= Short exercise =
Copy every line of the entries that includes the word "color".

»»

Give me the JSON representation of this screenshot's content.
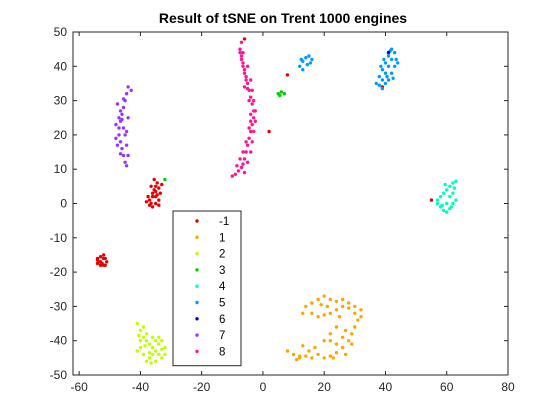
{
  "chart_data": {
    "type": "scatter",
    "title": "Result of tSNE on Trent 1000 engines",
    "xlabel": "",
    "ylabel": "",
    "xlim": [
      -62,
      80
    ],
    "ylim": [
      -50,
      50
    ],
    "x_ticks": [
      -60,
      -40,
      -20,
      0,
      20,
      40,
      60,
      80
    ],
    "y_ticks": [
      -50,
      -40,
      -30,
      -20,
      -10,
      0,
      10,
      20,
      30,
      40,
      50
    ],
    "x_tick_labels": [
      "-60",
      "-40",
      "-20",
      "0",
      "20",
      "40",
      "60",
      "80"
    ],
    "y_tick_labels": [
      "-50",
      "-40",
      "-30",
      "-20",
      "-10",
      "0",
      "10",
      "20",
      "30",
      "40",
      "50"
    ],
    "grid": false,
    "legend_position": "lower-left-center",
    "series": [
      {
        "name": "-1",
        "color": "#e60000",
        "points": [
          [
            -54,
            -16.5
          ],
          [
            -53,
            -17
          ],
          [
            -52,
            -18
          ],
          [
            -54,
            -17.5
          ],
          [
            -52,
            -16
          ],
          [
            -53,
            -15.5
          ],
          [
            -51,
            -17
          ],
          [
            -54,
            -16
          ],
          [
            -52,
            -15
          ],
          [
            -53,
            -18
          ],
          [
            -51.5,
            -16
          ],
          [
            -53.5,
            -17
          ],
          [
            -52.5,
            -17.5
          ],
          [
            -51.5,
            -18
          ],
          [
            -38,
            0.5
          ],
          [
            -37,
            1
          ],
          [
            -36,
            2
          ],
          [
            -35.5,
            4
          ],
          [
            -35,
            5
          ],
          [
            -36,
            3
          ],
          [
            -37,
            -0.5
          ],
          [
            -36.5,
            0
          ],
          [
            -35,
            2
          ],
          [
            -34,
            4.5
          ],
          [
            -34.5,
            6
          ],
          [
            -35.5,
            7
          ],
          [
            -34,
            1
          ],
          [
            -33.5,
            3
          ],
          [
            -36,
            -1
          ],
          [
            -35,
            0
          ],
          [
            -34.5,
            2.5
          ],
          [
            -36.5,
            5
          ],
          [
            -33,
            5.5
          ],
          [
            -34,
            -0.5
          ],
          [
            -37.5,
            2
          ],
          [
            -35,
            3.5
          ],
          [
            2,
            21
          ],
          [
            8,
            37.5
          ],
          [
            -6,
            48
          ],
          [
            39,
            34
          ],
          [
            55,
            1
          ]
        ]
      },
      {
        "name": "1",
        "color": "#ffa500",
        "points": [
          [
            10,
            -44
          ],
          [
            12,
            -45
          ],
          [
            14,
            -44.5
          ],
          [
            16,
            -45
          ],
          [
            18,
            -44
          ],
          [
            20,
            -45
          ],
          [
            22,
            -44.5
          ],
          [
            24,
            -43.5
          ],
          [
            26,
            -42
          ],
          [
            28,
            -40
          ],
          [
            29,
            -38
          ],
          [
            30,
            -36
          ],
          [
            31,
            -34
          ],
          [
            30,
            -32
          ],
          [
            28,
            -30.5
          ],
          [
            26,
            -30
          ],
          [
            24,
            -31
          ],
          [
            22,
            -32
          ],
          [
            20,
            -32.5
          ],
          [
            18,
            -33
          ],
          [
            16,
            -32
          ],
          [
            14,
            -30
          ],
          [
            13,
            -32
          ],
          [
            16,
            -29
          ],
          [
            18,
            -28
          ],
          [
            20,
            -27
          ],
          [
            22,
            -28
          ],
          [
            24,
            -28.5
          ],
          [
            26,
            -28
          ],
          [
            28,
            -29
          ],
          [
            30,
            -30
          ],
          [
            32,
            -31
          ],
          [
            32,
            -33
          ],
          [
            24,
            -36
          ],
          [
            22,
            -38
          ],
          [
            20,
            -40
          ],
          [
            22,
            -40
          ],
          [
            24,
            -41
          ],
          [
            26,
            -39
          ],
          [
            27,
            -37
          ],
          [
            17,
            -42
          ],
          [
            15,
            -43
          ],
          [
            11,
            -45.5
          ],
          [
            8,
            -43
          ],
          [
            13,
            -41.5
          ],
          [
            27,
            -44
          ],
          [
            21,
            -30
          ],
          [
            19,
            -29.5
          ],
          [
            25,
            -33
          ],
          [
            29,
            -41
          ],
          [
            12,
            -44.5
          ],
          [
            23,
            -45
          ]
        ]
      },
      {
        "name": "2",
        "color": "#bfff00",
        "points": [
          [
            -41,
            -35
          ],
          [
            -40,
            -37
          ],
          [
            -39,
            -39
          ],
          [
            -38,
            -40
          ],
          [
            -37,
            -41
          ],
          [
            -36,
            -42
          ],
          [
            -35,
            -43
          ],
          [
            -34,
            -44
          ],
          [
            -33,
            -45
          ],
          [
            -32,
            -44
          ],
          [
            -32,
            -42
          ],
          [
            -33,
            -40
          ],
          [
            -34,
            -39
          ],
          [
            -35,
            -40
          ],
          [
            -36,
            -44
          ],
          [
            -37,
            -45
          ],
          [
            -38,
            -46
          ],
          [
            -39,
            -44
          ],
          [
            -40,
            -42
          ],
          [
            -41,
            -43
          ],
          [
            -40,
            -40
          ],
          [
            -39,
            -36
          ],
          [
            -38,
            -38
          ],
          [
            -36,
            -39
          ],
          [
            -35,
            -46
          ],
          [
            -34,
            -41
          ],
          [
            -37,
            -43.5
          ],
          [
            -38.5,
            -41.5
          ],
          [
            -40.5,
            -38.5
          ],
          [
            -33,
            -42.5
          ],
          [
            -36.5,
            -46.5
          ]
        ]
      },
      {
        "name": "3",
        "color": "#00cc00",
        "points": [
          [
            5,
            32
          ],
          [
            6,
            32.5
          ],
          [
            7,
            32
          ],
          [
            5.5,
            31.5
          ],
          [
            -32,
            7
          ]
        ]
      },
      {
        "name": "4",
        "color": "#00ffc0",
        "points": [
          [
            57,
            0
          ],
          [
            58,
            -1
          ],
          [
            59,
            -2
          ],
          [
            60,
            -2.5
          ],
          [
            61,
            -1.5
          ],
          [
            62,
            0
          ],
          [
            63,
            1
          ],
          [
            62,
            3
          ],
          [
            61,
            5
          ],
          [
            62,
            6
          ],
          [
            63,
            6.5
          ],
          [
            60,
            4
          ],
          [
            59,
            3
          ],
          [
            58,
            2
          ],
          [
            57,
            1
          ],
          [
            60,
            0
          ],
          [
            61,
            2
          ],
          [
            58.5,
            -0.5
          ],
          [
            62.5,
            4.5
          ],
          [
            59.5,
            5.5
          ],
          [
            61.5,
            -1
          ]
        ]
      },
      {
        "name": "5",
        "color": "#0099ff",
        "points": [
          [
            12,
            40
          ],
          [
            13,
            41.5
          ],
          [
            14,
            42.5
          ],
          [
            15,
            43
          ],
          [
            16,
            42
          ],
          [
            14.5,
            40.5
          ],
          [
            13,
            39
          ],
          [
            15.5,
            41
          ],
          [
            12.5,
            42
          ],
          [
            38,
            34.5
          ],
          [
            39,
            36
          ],
          [
            40,
            38
          ],
          [
            41,
            40
          ],
          [
            42,
            42
          ],
          [
            43,
            44
          ],
          [
            42,
            45
          ],
          [
            41,
            43
          ],
          [
            40,
            41
          ],
          [
            39,
            39
          ],
          [
            38,
            37
          ],
          [
            37,
            35
          ],
          [
            40,
            35
          ],
          [
            41,
            36
          ],
          [
            42,
            38
          ],
          [
            43,
            40
          ],
          [
            43.5,
            42
          ],
          [
            41.5,
            44.5
          ],
          [
            39.5,
            42
          ],
          [
            38.5,
            40
          ],
          [
            40.5,
            37
          ],
          [
            42.5,
            36.5
          ],
          [
            39,
            33.5
          ],
          [
            44,
            41
          ]
        ]
      },
      {
        "name": "6",
        "color": "#0000cc",
        "points": [
          [
            41,
            44
          ]
        ]
      },
      {
        "name": "7",
        "color": "#9933ff",
        "points": [
          [
            -44,
            34
          ],
          [
            -44.5,
            32
          ],
          [
            -45,
            30
          ],
          [
            -45.5,
            28
          ],
          [
            -46,
            26
          ],
          [
            -46.5,
            24
          ],
          [
            -47,
            22
          ],
          [
            -47,
            20
          ],
          [
            -46.5,
            18
          ],
          [
            -46,
            16
          ],
          [
            -45.5,
            14
          ],
          [
            -45,
            12
          ],
          [
            -44.5,
            11
          ],
          [
            -44,
            14
          ],
          [
            -44.5,
            17
          ],
          [
            -45,
            20
          ],
          [
            -45.5,
            22
          ],
          [
            -46,
            24.5
          ],
          [
            -46.5,
            27
          ],
          [
            -47.5,
            29
          ],
          [
            -48,
            23
          ],
          [
            -48,
            19
          ],
          [
            -47.5,
            17
          ],
          [
            -46.5,
            14.5
          ],
          [
            -45.5,
            30.5
          ],
          [
            -44,
            25
          ],
          [
            -44.5,
            21
          ],
          [
            -43,
            33
          ],
          [
            -47,
            25
          ]
        ]
      },
      {
        "name": "8",
        "color": "#ff1493",
        "points": [
          [
            -7,
            47
          ],
          [
            -7.5,
            45
          ],
          [
            -7,
            43
          ],
          [
            -6.5,
            41
          ],
          [
            -6,
            39
          ],
          [
            -5.5,
            37
          ],
          [
            -5,
            35
          ],
          [
            -4.5,
            33
          ],
          [
            -4,
            31
          ],
          [
            -3.5,
            29
          ],
          [
            -3,
            27
          ],
          [
            -3,
            25
          ],
          [
            -3.5,
            23
          ],
          [
            -4,
            21
          ],
          [
            -4.5,
            19
          ],
          [
            -5,
            17
          ],
          [
            -5.5,
            15
          ],
          [
            -6,
            13
          ],
          [
            -6.5,
            11.5
          ],
          [
            -7,
            10.5
          ],
          [
            -8,
            9.5
          ],
          [
            -9,
            8.5
          ],
          [
            -10,
            8
          ],
          [
            -8.5,
            11
          ],
          [
            -7.5,
            13
          ],
          [
            -6.5,
            15
          ],
          [
            -5.5,
            18
          ],
          [
            -4.5,
            22
          ],
          [
            -4,
            26
          ],
          [
            -4.5,
            30
          ],
          [
            -5,
            33.5
          ],
          [
            -5.5,
            36
          ],
          [
            -6,
            38
          ],
          [
            -6.5,
            40
          ],
          [
            -7,
            42
          ],
          [
            -7.5,
            44
          ],
          [
            -6.5,
            44
          ],
          [
            -5,
            40
          ],
          [
            -4,
            36
          ],
          [
            -3.5,
            33
          ],
          [
            -3,
            30
          ],
          [
            -2.5,
            27
          ],
          [
            -2.5,
            24
          ],
          [
            -3,
            21
          ],
          [
            -3.5,
            18
          ],
          [
            -4,
            15
          ],
          [
            -5,
            12
          ],
          [
            -6,
            9
          ],
          [
            -4,
            24
          ],
          [
            -6,
            34
          ]
        ]
      }
    ]
  }
}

««

= Correct response =
        "color": "#e60000",
        "color": "#ffa500",
        "color": "#bfff00",
        "color": "#00cc00",
        "color": "#00ffc0",
        "color": "#0099ff",
        "color": "#0000cc",
        "color": "#9933ff",
        "color": "#ff1493",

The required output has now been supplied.